Reproduce all entries precisely, down to the last character.

──────── Data supplied ────────

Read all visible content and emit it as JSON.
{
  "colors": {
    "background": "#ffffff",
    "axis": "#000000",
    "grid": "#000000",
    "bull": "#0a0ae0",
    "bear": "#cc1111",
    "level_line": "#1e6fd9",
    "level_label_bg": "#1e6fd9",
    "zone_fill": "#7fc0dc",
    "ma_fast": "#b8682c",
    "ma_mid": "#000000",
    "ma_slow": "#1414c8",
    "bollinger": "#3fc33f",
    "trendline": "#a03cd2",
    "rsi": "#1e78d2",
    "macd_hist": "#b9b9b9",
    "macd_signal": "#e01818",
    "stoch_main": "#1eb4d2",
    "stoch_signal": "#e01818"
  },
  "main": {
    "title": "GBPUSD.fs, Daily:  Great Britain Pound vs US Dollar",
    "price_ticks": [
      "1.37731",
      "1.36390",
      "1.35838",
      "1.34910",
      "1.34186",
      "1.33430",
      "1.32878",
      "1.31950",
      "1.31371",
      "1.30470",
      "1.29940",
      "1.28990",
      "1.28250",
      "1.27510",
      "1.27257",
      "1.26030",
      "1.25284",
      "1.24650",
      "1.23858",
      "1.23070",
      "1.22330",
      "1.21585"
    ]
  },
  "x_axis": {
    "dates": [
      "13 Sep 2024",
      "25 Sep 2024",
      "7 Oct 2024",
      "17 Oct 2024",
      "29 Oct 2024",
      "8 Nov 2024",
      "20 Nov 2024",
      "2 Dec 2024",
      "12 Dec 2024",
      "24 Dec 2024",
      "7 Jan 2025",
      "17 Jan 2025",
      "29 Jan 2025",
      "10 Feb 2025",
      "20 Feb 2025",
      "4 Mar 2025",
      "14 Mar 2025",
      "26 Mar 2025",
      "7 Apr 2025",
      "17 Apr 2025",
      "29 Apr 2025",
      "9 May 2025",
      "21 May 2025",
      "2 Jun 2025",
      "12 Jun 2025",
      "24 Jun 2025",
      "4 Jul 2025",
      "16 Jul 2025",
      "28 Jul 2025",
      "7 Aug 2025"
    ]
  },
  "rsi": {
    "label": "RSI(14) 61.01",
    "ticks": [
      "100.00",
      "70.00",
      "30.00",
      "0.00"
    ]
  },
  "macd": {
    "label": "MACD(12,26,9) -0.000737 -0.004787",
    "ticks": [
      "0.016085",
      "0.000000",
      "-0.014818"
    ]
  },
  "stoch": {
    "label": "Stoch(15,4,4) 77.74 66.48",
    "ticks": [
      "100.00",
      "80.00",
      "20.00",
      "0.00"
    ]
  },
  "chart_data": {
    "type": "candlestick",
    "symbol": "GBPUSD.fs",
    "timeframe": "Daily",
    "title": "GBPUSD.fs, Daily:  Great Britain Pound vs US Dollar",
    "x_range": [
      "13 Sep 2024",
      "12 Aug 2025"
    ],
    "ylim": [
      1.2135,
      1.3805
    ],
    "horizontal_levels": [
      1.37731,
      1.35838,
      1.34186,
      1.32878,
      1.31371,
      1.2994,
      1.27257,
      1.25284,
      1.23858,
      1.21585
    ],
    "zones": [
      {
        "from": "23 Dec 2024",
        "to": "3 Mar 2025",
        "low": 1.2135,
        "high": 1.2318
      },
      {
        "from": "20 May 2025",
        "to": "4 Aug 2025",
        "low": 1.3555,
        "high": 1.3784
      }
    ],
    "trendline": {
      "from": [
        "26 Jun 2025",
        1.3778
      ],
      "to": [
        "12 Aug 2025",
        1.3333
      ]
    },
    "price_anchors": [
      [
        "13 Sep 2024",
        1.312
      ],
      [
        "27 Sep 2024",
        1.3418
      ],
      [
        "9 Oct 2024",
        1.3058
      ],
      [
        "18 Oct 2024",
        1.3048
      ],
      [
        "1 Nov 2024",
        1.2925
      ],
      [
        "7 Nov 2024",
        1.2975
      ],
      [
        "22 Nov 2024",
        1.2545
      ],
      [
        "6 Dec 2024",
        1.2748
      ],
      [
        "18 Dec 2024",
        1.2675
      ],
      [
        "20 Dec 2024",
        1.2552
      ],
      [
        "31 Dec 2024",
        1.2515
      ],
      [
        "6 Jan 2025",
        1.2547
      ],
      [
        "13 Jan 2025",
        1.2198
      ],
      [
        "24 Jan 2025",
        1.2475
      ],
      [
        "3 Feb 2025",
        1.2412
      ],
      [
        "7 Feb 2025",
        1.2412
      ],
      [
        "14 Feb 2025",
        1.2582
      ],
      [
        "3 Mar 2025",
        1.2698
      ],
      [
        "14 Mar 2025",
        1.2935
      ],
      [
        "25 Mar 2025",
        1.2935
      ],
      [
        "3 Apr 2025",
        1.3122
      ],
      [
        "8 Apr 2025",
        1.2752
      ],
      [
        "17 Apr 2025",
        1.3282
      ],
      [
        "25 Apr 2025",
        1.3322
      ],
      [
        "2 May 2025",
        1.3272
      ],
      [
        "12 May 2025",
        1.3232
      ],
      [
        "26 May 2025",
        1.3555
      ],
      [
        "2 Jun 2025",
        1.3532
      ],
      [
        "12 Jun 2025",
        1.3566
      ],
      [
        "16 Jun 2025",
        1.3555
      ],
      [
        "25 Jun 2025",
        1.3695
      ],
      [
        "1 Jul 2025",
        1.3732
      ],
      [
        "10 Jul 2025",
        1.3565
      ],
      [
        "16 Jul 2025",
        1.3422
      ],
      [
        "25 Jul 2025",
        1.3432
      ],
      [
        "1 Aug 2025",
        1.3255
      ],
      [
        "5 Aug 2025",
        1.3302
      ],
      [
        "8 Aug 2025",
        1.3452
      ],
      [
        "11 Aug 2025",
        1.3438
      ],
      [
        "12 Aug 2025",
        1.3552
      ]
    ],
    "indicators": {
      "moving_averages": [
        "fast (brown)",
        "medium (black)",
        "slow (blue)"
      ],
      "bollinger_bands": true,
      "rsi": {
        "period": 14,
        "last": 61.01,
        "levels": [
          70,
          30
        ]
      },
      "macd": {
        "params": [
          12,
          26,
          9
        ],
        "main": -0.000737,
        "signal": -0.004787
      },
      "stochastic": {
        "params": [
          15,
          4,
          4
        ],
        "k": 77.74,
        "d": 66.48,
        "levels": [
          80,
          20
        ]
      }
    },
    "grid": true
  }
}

────────

Answer:
Read all visible content and emit it as JSON.
{
  "colors": {
    "background": "#ffffff",
    "axis": "#000000",
    "grid": "#000000",
    "bull": "#0a0ae0",
    "bear": "#cc1111",
    "level_line": "#1e6fd9",
    "level_label_bg": "#1e6fd9",
    "zone_fill": "#7fc0dc",
    "ma_fast": "#b8682c",
    "ma_mid": "#000000",
    "ma_slow": "#1414c8",
    "bollinger": "#3fc33f",
    "trendline": "#a03cd2",
    "rsi": "#1e78d2",
    "macd_hist": "#b9b9b9",
    "macd_signal": "#e01818",
    "stoch_main": "#1eb4d2",
    "stoch_signal": "#e01818"
  },
  "main": {
    "title": "GBPUSD.fs, Daily:  Great Britain Pound vs US Dollar",
    "price_ticks": [
      "1.37731",
      "1.36390",
      "1.35838",
      "1.34910",
      "1.34186",
      "1.33430",
      "1.32878",
      "1.31950",
      "1.31371",
      "1.30470",
      "1.29940",
      "1.28990",
      "1.28250",
      "1.27510",
      "1.27257",
      "1.26030",
      "1.25284",
      "1.24650",
      "1.23858",
      "1.23070",
      "1.22330",
      "1.21585"
    ]
  },
  "x_axis": {
    "dates": [
      "13 Sep 2024",
      "25 Sep 2024",
      "7 Oct 2024",
      "17 Oct 2024",
      "29 Oct 2024",
      "8 Nov 2024",
      "20 Nov 2024",
      "2 Dec 2024",
      "12 Dec 2024",
      "24 Dec 2024",
      "7 Jan 2025",
      "17 Jan 2025",
      "29 Jan 2025",
      "10 Feb 2025",
      "20 Feb 2025",
      "4 Mar 2025",
      "14 Mar 2025",
      "26 Mar 2025",
      "7 Apr 2025",
      "17 Apr 2025",
      "29 Apr 2025",
      "9 May 2025",
      "21 May 2025",
      "2 Jun 2025",
      "12 Jun 2025",
      "24 Jun 2025",
      "4 Jul 2025",
      "16 Jul 2025",
      "28 Jul 2025",
      "7 Aug 2025"
    ]
  },
  "rsi": {
    "label": "RSI(14) 61.01",
    "ticks": [
      "100.00",
      "70.00",
      "30.00",
      "0.00"
    ]
  },
  "macd": {
    "label": "MACD(12,26,9) -0.000737 -0.004787",
    "ticks": [
      "0.016085",
      "0.000000",
      "-0.014818"
    ]
  },
  "stoch": {
    "label": "Stoch(15,4,4) 77.74 66.48",
    "ticks": [
      "100.00",
      "80.00",
      "20.00",
      "0.00"
    ]
  },
  "chart_data": {
    "type": "candlestick",
    "symbol": "GBPUSD.fs",
    "timeframe": "Daily",
    "title": "GBPUSD.fs, Daily:  Great Britain Pound vs US Dollar",
    "x_range": [
      "13 Sep 2024",
      "12 Aug 2025"
    ],
    "ylim": [
      1.2135,
      1.3805
    ],
    "horizontal_levels": [
      1.37731,
      1.35838,
      1.34186,
      1.32878,
      1.31371,
      1.2994,
      1.27257,
      1.25284,
      1.23858,
      1.21585
    ],
    "zones": [
      {
        "from": "23 Dec 2024",
        "to": "3 Mar 2025",
        "low": 1.2135,
        "high": 1.2318
      },
      {
        "from": "20 May 2025",
        "to": "4 Aug 2025",
        "low": 1.3555,
        "high": 1.3784
      }
    ],
    "trendline": {
      "from": [
        "26 Jun 2025",
        1.3778
      ],
      "to": [
        "12 Aug 2025",
        1.3333
      ]
    },
    "price_anchors": [
      [
        "13 Sep 2024",
        1.312
      ],
      [
        "27 Sep 2024",
        1.3418
      ],
      [
        "9 Oct 2024",
        1.3058
      ],
      [
        "18 Oct 2024",
        1.3048
      ],
      [
        "1 Nov 2024",
        1.2925
      ],
      [
        "7 Nov 2024",
        1.2975
      ],
      [
        "22 Nov 2024",
        1.2545
      ],
      [
        "6 Dec 2024",
        1.2748
      ],
      [
        "18 Dec 2024",
        1.2675
      ],
      [
        "20 Dec 2024",
        1.2552
      ],
      [
        "31 Dec 2024",
        1.2515
      ],
      [
        "6 Jan 2025",
        1.2547
      ],
      [
        "13 Jan 2025",
        1.2198
      ],
      [
        "24 Jan 2025",
        1.2475
      ],
      [
        "3 Feb 2025",
        1.2412
      ],
      [
        "7 Feb 2025",
        1.2412
      ],
      [
        "14 Feb 2025",
        1.2582
      ],
      [
        "3 Mar 2025",
        1.2698
      ],
      [
        "14 Mar 2025",
        1.2935
      ],
      [
        "25 Mar 2025",
        1.2935
      ],
      [
        "3 Apr 2025",
        1.3122
      ],
      [
        "8 Apr 2025",
        1.2752
      ],
      [
        "17 Apr 2025",
        1.3282
      ],
      [
        "25 Apr 2025",
        1.3322
      ],
      [
        "2 May 2025",
        1.3272
      ],
      [
        "12 May 2025",
        1.3232
      ],
      [
        "26 May 2025",
        1.3555
      ],
      [
        "2 Jun 2025",
        1.3532
      ],
      [
        "12 Jun 2025",
        1.3566
      ],
      [
        "16 Jun 2025",
        1.3555
      ],
      [
        "25 Jun 2025",
        1.3695
      ],
      [
        "1 Jul 2025",
        1.3732
      ],
      [
        "10 Jul 2025",
        1.3565
      ],
      [
        "16 Jul 2025",
        1.3422
      ],
      [
        "25 Jul 2025",
        1.3432
      ],
      [
        "1 Aug 2025",
        1.3255
      ],
      [
        "5 Aug 2025",
        1.3302
      ],
      [
        "8 Aug 2025",
        1.3452
      ],
      [
        "11 Aug 2025",
        1.3438
      ],
      [
        "12 Aug 2025",
        1.3552
      ]
    ],
    "indicators": {
      "moving_averages": [
        "fast (brown)",
        "medium (black)",
        "slow (blue)"
      ],
      "bollinger_bands": true,
      "rsi": {
        "period": 14,
        "last": 61.01,
        "levels": [
          70,
          30
        ]
      },
      "macd": {
        "params": [
          12,
          26,
          9
        ],
        "main": -0.000737,
        "signal": -0.004787
      },
      "stochastic": {
        "params": [
          15,
          4,
          4
        ],
        "k": 77.74,
        "d": 66.48,
        "levels": [
          80,
          20
        ]
      }
    },
    "grid": true
  }
}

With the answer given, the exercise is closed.